** start of Data excerpts **

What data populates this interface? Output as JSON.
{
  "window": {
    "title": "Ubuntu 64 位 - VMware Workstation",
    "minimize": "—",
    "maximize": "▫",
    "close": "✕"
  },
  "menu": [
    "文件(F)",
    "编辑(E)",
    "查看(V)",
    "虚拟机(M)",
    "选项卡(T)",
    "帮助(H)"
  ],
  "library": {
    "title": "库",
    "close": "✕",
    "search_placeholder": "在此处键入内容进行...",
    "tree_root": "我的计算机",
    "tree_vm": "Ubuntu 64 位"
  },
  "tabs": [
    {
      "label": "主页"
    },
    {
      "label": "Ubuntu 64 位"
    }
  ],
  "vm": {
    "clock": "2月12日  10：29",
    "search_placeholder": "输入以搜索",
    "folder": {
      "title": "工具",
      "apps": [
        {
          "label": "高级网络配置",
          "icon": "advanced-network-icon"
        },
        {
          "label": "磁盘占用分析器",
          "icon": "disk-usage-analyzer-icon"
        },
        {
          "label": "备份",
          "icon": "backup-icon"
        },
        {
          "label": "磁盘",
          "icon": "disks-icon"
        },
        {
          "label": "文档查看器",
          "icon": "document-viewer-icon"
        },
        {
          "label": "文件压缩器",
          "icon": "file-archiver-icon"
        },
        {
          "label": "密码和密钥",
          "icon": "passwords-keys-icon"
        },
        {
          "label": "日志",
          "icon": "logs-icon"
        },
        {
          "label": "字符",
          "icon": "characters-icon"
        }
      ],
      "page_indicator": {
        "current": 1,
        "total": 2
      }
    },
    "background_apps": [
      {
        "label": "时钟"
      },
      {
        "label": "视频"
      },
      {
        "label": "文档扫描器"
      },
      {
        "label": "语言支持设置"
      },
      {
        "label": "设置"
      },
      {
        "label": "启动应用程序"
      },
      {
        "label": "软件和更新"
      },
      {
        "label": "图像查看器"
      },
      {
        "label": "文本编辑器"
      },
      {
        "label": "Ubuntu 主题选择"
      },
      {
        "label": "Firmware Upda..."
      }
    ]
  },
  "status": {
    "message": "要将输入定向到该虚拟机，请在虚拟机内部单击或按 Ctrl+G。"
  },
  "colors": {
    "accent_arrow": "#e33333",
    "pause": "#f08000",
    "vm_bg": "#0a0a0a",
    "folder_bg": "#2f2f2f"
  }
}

** end of Data excerpts **

» **Problem**
Take the entries above and transcribe them in full.

» **The reply**
What data populates this interface? Output as JSON.
{
  "window": {
    "title": "Ubuntu 64 位 - VMware Workstation",
    "minimize": "—",
    "maximize": "▫",
    "close": "✕"
  },
  "menu": [
    "文件(F)",
    "编辑(E)",
    "查看(V)",
    "虚拟机(M)",
    "选项卡(T)",
    "帮助(H)"
  ],
  "library": {
    "title": "库",
    "close": "✕",
    "search_placeholder": "在此处键入内容进行...",
    "tree_root": "我的计算机",
    "tree_vm": "Ubuntu 64 位"
  },
  "tabs": [
    {
      "label": "主页"
    },
    {
      "label": "Ubuntu 64 位"
    }
  ],
  "vm": {
    "clock": "2月12日  10：29",
    "search_placeholder": "输入以搜索",
    "folder": {
      "title": "工具",
      "apps": [
        {
          "label": "高级网络配置",
          "icon": "advanced-network-icon"
        },
        {
          "label": "磁盘占用分析器",
          "icon": "disk-usage-analyzer-icon"
        },
        {
          "label": "备份",
          "icon": "backup-icon"
        },
        {
          "label": "磁盘",
          "icon": "disks-icon"
        },
        {
          "label": "文档查看器",
          "icon": "document-viewer-icon"
        },
        {
          "label": "文件压缩器",
          "icon": "file-archiver-icon"
        },
        {
          "label": "密码和密钥",
          "icon": "passwords-keys-icon"
        },
        {
          "label": "日志",
          "icon": "logs-icon"
        },
        {
          "label": "字符",
          "icon": "characters-icon"
        }
      ],
      "page_indicator": {
        "current": 1,
        "total": 2
      }
    },
    "background_apps": [
      {
        "label": "时钟"
      },
      {
        "label": "视频"
      },
      {
        "label": "文档扫描器"
      },
      {
        "label": "语言支持设置"
      },
      {
        "label": "设置"
      },
      {
        "label": "启动应用程序"
      },
      {
        "label": "软件和更新"
      },
      {
        "label": "图像查看器"
      },
      {
        "label": "文本编辑器"
      },
      {
        "label": "Ubuntu 主题选择"
      },
      {
        "label": "Firmware Upda..."
      }
    ]
  },
  "status": {
    "message": "要将输入定向到该虚拟机，请在虚拟机内部单击或按 Ctrl+G。"
  },
  "colors": {
    "accent_arrow": "#e33333",
    "pause": "#f08000",
    "vm_bg": "#0a0a0a",
    "folder_bg": "#2f2f2f"
  }
}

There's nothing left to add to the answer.